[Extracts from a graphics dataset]
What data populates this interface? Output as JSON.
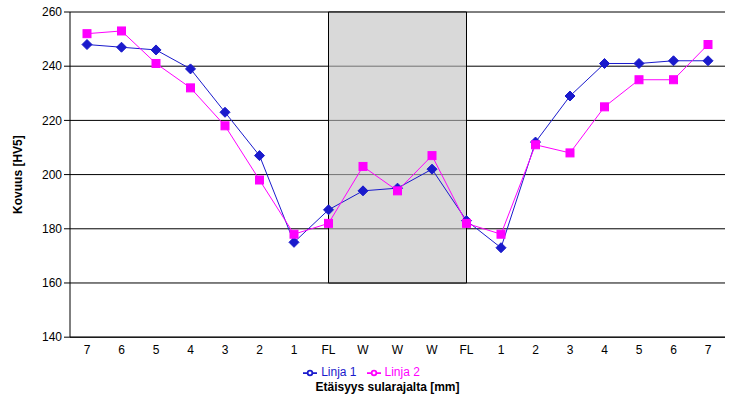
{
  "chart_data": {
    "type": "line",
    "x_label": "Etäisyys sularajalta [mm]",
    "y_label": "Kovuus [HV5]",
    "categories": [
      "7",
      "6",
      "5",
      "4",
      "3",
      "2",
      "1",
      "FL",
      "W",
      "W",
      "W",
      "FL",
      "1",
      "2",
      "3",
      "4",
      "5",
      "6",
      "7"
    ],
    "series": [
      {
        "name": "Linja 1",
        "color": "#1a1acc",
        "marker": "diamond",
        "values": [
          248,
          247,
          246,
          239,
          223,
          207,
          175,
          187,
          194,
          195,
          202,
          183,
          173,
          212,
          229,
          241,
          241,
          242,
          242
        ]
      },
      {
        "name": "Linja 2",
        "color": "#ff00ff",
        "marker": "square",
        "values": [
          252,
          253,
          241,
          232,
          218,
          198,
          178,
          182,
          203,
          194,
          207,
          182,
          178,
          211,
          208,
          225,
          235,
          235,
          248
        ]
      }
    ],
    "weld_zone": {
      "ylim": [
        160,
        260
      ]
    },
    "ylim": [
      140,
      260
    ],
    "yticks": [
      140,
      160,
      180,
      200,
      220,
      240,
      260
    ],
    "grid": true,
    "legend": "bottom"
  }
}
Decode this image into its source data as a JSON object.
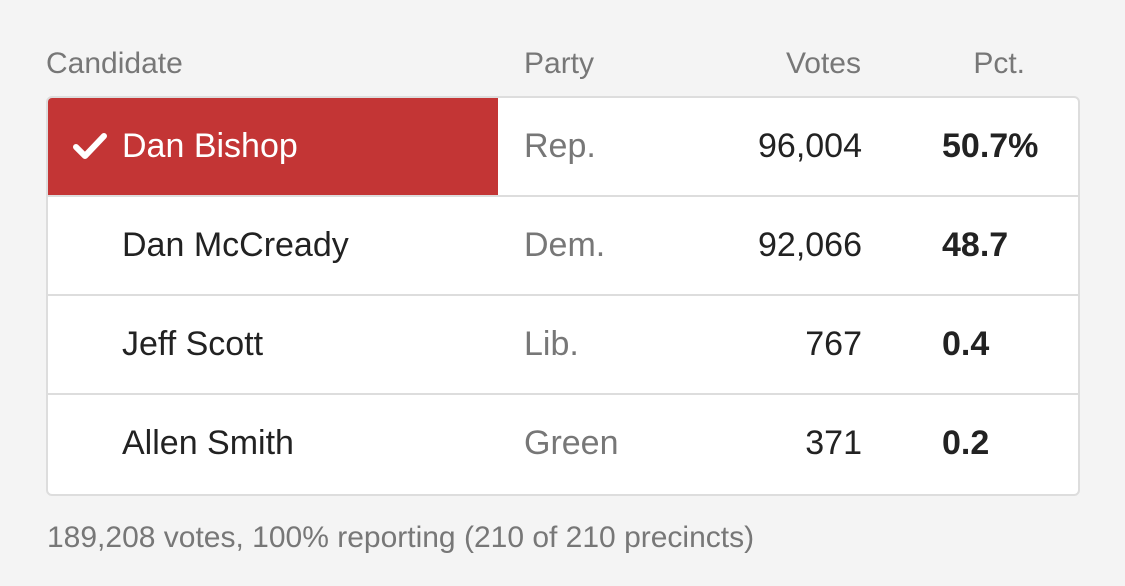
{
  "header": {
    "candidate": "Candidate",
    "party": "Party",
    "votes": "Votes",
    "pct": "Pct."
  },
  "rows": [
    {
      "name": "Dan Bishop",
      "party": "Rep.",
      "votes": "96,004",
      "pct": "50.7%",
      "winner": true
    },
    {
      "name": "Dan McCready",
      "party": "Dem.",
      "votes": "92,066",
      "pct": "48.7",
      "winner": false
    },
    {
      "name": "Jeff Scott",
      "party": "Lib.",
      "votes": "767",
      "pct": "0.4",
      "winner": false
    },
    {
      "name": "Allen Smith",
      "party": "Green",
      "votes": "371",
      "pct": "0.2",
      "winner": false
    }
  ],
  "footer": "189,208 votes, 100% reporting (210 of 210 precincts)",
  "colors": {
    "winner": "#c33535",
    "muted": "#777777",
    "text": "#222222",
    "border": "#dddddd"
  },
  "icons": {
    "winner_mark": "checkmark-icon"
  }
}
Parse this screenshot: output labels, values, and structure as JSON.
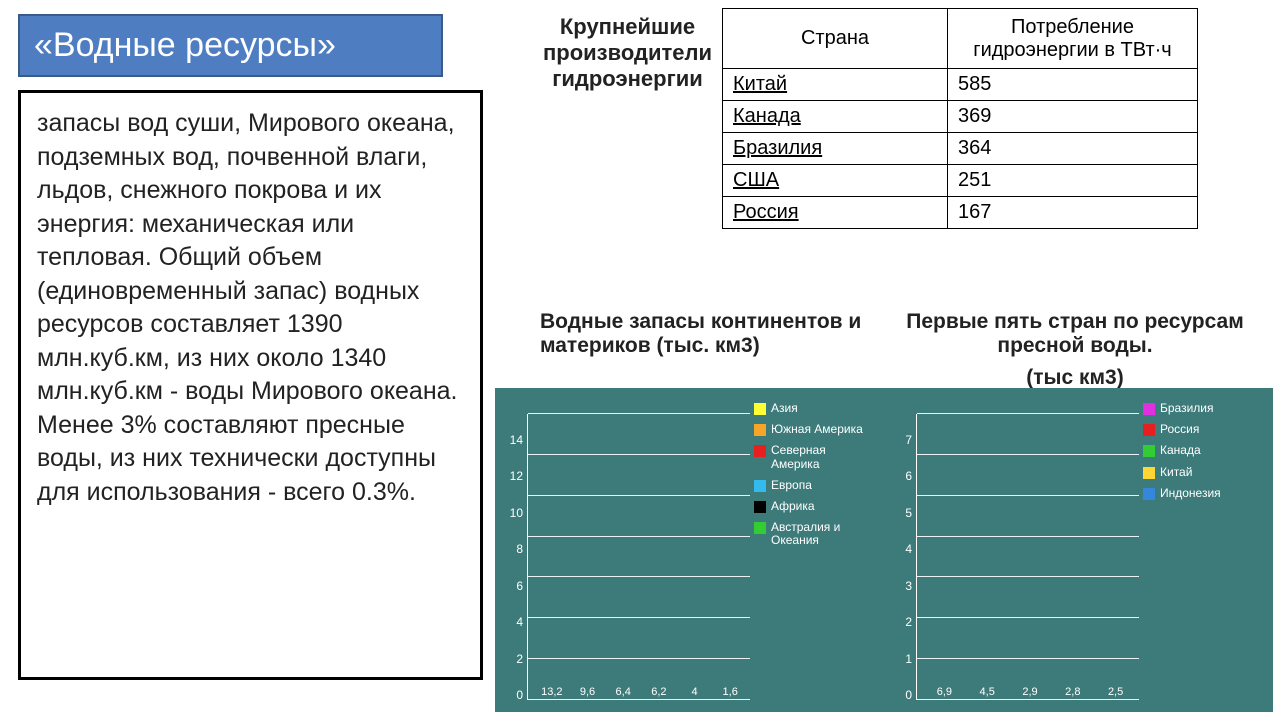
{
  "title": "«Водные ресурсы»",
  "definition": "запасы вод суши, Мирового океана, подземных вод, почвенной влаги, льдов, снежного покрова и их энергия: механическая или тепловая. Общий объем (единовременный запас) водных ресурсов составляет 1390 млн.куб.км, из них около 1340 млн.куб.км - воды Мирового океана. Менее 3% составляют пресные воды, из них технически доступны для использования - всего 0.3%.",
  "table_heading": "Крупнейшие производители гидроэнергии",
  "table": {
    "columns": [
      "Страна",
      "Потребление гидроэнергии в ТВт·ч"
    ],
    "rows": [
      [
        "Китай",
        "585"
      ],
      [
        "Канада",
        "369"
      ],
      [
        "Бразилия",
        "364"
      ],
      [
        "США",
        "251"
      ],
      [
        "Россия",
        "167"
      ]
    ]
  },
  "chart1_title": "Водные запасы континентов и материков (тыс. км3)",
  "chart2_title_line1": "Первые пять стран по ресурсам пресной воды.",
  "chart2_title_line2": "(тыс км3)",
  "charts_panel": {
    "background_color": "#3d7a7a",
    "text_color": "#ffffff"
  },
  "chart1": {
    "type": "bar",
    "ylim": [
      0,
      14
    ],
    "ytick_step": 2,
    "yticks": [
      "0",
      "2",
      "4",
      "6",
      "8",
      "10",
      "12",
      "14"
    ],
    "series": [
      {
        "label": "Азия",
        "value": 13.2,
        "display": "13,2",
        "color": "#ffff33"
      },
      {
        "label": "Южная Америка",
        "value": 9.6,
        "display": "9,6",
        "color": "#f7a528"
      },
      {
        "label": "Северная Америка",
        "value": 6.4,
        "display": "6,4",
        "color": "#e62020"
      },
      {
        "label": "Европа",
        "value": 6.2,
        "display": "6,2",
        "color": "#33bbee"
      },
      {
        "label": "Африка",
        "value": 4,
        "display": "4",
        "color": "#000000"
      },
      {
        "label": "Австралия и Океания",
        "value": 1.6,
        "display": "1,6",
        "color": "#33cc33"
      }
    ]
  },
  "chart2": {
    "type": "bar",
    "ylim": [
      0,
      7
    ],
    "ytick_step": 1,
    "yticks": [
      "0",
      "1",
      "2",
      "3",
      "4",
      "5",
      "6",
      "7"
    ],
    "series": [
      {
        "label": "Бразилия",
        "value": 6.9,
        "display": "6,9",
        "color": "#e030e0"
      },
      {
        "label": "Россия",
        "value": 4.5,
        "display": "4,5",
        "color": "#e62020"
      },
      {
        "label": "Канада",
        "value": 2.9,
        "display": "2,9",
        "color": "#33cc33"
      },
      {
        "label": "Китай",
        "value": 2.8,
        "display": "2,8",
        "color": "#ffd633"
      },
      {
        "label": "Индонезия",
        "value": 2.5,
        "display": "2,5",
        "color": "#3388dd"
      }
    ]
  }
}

--

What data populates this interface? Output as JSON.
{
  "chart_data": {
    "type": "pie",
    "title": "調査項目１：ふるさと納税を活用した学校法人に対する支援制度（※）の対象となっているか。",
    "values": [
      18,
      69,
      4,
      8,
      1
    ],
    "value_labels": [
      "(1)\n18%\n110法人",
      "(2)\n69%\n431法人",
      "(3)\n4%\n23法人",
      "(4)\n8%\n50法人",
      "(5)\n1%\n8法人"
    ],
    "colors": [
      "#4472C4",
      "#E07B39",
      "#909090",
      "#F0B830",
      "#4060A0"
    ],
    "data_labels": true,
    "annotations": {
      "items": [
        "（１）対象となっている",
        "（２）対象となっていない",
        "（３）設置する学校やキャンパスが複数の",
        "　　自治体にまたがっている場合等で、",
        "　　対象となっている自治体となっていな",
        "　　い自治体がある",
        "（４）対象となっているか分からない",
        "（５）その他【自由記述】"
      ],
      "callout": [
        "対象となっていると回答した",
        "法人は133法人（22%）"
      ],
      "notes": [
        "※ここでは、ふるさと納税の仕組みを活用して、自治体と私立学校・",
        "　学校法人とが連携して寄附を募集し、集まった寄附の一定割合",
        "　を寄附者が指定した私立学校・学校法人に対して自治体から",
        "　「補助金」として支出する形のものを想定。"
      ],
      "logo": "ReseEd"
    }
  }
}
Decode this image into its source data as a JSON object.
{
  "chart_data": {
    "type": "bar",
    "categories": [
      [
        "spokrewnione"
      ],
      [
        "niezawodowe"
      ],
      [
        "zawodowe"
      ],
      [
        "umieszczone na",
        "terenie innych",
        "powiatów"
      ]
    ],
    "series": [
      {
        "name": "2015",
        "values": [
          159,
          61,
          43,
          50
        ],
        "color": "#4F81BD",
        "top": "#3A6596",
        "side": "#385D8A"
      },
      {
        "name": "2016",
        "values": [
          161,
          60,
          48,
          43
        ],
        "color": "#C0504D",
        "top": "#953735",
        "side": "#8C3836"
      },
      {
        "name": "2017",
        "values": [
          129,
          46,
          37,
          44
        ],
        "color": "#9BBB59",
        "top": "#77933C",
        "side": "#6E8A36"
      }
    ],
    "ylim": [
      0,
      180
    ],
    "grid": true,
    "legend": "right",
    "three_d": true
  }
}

▶ **Description of the task**
Find all lines where the word "true" appears. Copy them.

▶ **Answer to this exercise**
    "grid": true,
      "winner": true
    "data_labels": true,
    "grid": true,
    "three_d": true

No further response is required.